Collection entries
┌──

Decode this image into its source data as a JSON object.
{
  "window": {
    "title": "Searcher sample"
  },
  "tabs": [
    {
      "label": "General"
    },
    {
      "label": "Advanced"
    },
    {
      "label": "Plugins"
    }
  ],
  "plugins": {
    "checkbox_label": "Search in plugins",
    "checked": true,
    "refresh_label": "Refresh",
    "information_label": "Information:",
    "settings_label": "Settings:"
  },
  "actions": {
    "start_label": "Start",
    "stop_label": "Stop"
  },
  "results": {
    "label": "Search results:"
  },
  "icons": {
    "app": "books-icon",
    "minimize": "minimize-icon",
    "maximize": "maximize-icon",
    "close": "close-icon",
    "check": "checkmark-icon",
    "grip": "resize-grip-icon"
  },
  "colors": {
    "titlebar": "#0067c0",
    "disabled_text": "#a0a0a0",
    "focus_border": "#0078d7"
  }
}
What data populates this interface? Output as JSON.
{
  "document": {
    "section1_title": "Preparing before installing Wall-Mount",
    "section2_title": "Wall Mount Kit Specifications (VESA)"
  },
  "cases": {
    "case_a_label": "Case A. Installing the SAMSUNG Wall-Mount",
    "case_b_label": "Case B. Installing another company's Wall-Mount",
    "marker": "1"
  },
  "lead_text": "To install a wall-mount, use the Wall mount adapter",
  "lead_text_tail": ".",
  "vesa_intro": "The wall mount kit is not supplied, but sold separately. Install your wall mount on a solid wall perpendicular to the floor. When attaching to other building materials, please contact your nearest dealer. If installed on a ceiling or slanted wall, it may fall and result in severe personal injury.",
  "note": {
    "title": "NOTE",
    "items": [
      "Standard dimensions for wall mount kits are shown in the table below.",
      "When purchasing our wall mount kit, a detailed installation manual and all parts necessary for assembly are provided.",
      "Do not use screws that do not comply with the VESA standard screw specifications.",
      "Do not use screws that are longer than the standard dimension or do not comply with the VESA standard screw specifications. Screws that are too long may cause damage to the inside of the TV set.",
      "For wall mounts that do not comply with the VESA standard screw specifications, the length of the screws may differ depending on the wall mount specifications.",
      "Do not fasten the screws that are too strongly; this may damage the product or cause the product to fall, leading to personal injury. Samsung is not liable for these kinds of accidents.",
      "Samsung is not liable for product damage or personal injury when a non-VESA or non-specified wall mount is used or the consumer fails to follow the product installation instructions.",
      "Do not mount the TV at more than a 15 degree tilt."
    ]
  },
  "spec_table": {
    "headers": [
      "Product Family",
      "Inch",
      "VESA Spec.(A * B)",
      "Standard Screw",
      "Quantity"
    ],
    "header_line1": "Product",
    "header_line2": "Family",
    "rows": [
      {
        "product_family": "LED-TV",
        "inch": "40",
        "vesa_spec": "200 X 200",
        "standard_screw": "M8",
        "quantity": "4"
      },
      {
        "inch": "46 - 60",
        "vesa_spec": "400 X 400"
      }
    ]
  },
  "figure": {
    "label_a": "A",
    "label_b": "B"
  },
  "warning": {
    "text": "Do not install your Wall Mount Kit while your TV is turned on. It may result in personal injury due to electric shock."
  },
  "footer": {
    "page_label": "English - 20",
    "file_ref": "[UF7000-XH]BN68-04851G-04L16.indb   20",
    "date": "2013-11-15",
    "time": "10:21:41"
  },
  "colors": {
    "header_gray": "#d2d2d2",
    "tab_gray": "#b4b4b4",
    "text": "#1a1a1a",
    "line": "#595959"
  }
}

└──

## WHAT YOU SHOULD DO
Every line of the data above should be reproduced word for word.

## WRITTEN ANSWER
Decode this image into its source data as a JSON object.
{
  "window": {
    "title": "Searcher sample"
  },
  "tabs": [
    {
      "label": "General"
    },
    {
      "label": "Advanced"
    },
    {
      "label": "Plugins"
    }
  ],
  "plugins": {
    "checkbox_label": "Search in plugins",
    "checked": true,
    "refresh_label": "Refresh",
    "information_label": "Information:",
    "settings_label": "Settings:"
  },
  "actions": {
    "start_label": "Start",
    "stop_label": "Stop"
  },
  "results": {
    "label": "Search results:"
  },
  "icons": {
    "app": "books-icon",
    "minimize": "minimize-icon",
    "maximize": "maximize-icon",
    "close": "close-icon",
    "check": "checkmark-icon",
    "grip": "resize-grip-icon"
  },
  "colors": {
    "titlebar": "#0067c0",
    "disabled_text": "#a0a0a0",
    "focus_border": "#0078d7"
  }
}
What data populates this interface? Output as JSON.
{
  "document": {
    "section1_title": "Preparing before installing Wall-Mount",
    "section2_title": "Wall Mount Kit Specifications (VESA)"
  },
  "cases": {
    "case_a_label": "Case A. Installing the SAMSUNG Wall-Mount",
    "case_b_label": "Case B. Installing another company's Wall-Mount",
    "marker": "1"
  },
  "lead_text": "To install a wall-mount, use the Wall mount adapter",
  "lead_text_tail": ".",
  "vesa_intro": "The wall mount kit is not supplied, but sold separately. Install your wall mount on a solid wall perpendicular to the floor. When attaching to other building materials, please contact your nearest dealer. If installed on a ceiling or slanted wall, it may fall and result in severe personal injury.",
  "note": {
    "title": "NOTE",
    "items": [
      "Standard dimensions for wall mount kits are shown in the table below.",
      "When purchasing our wall mount kit, a detailed installation manual and all parts necessary for assembly are provided.",
      "Do not use screws that do not comply with the VESA standard screw specifications.",
      "Do not use screws that are longer than the standard dimension or do not comply with the VESA standard screw specifications. Screws that are too long may cause damage to the inside of the TV set.",
      "For wall mounts that do not comply with the VESA standard screw specifications, the length of the screws may differ depending on the wall mount specifications.",
      "Do not fasten the screws that are too strongly; this may damage the product or cause the product to fall, leading to personal injury. Samsung is not liable for these kinds of accidents.",
      "Samsung is not liable for product damage or personal injury when a non-VESA or non-specified wall mount is used or the consumer fails to follow the product installation instructions.",
      "Do not mount the TV at more than a 15 degree tilt."
    ]
  },
  "spec_table": {
    "headers": [
      "Product Family",
      "Inch",
      "VESA Spec.(A * B)",
      "Standard Screw",
      "Quantity"
    ],
    "header_line1": "Product",
    "header_line2": "Family",
    "rows": [
      {
        "product_family": "LED-TV",
        "inch": "40",
        "vesa_spec": "200 X 200",
        "standard_screw": "M8",
        "quantity": "4"
      },
      {
        "inch": "46 - 60",
        "vesa_spec": "400 X 400"
      }
    ]
  },
  "figure": {
    "label_a": "A",
    "label_b": "B"
  },
  "warning": {
    "text": "Do not install your Wall Mount Kit while your TV is turned on. It may result in personal injury due to electric shock."
  },
  "footer": {
    "page_label": "English - 20",
    "file_ref": "[UF7000-XH]BN68-04851G-04L16.indb   20",
    "date": "2013-11-15",
    "time": "10:21:41"
  },
  "colors": {
    "header_gray": "#d2d2d2",
    "tab_gray": "#b4b4b4",
    "text": "#1a1a1a",
    "line": "#595959"
  }
}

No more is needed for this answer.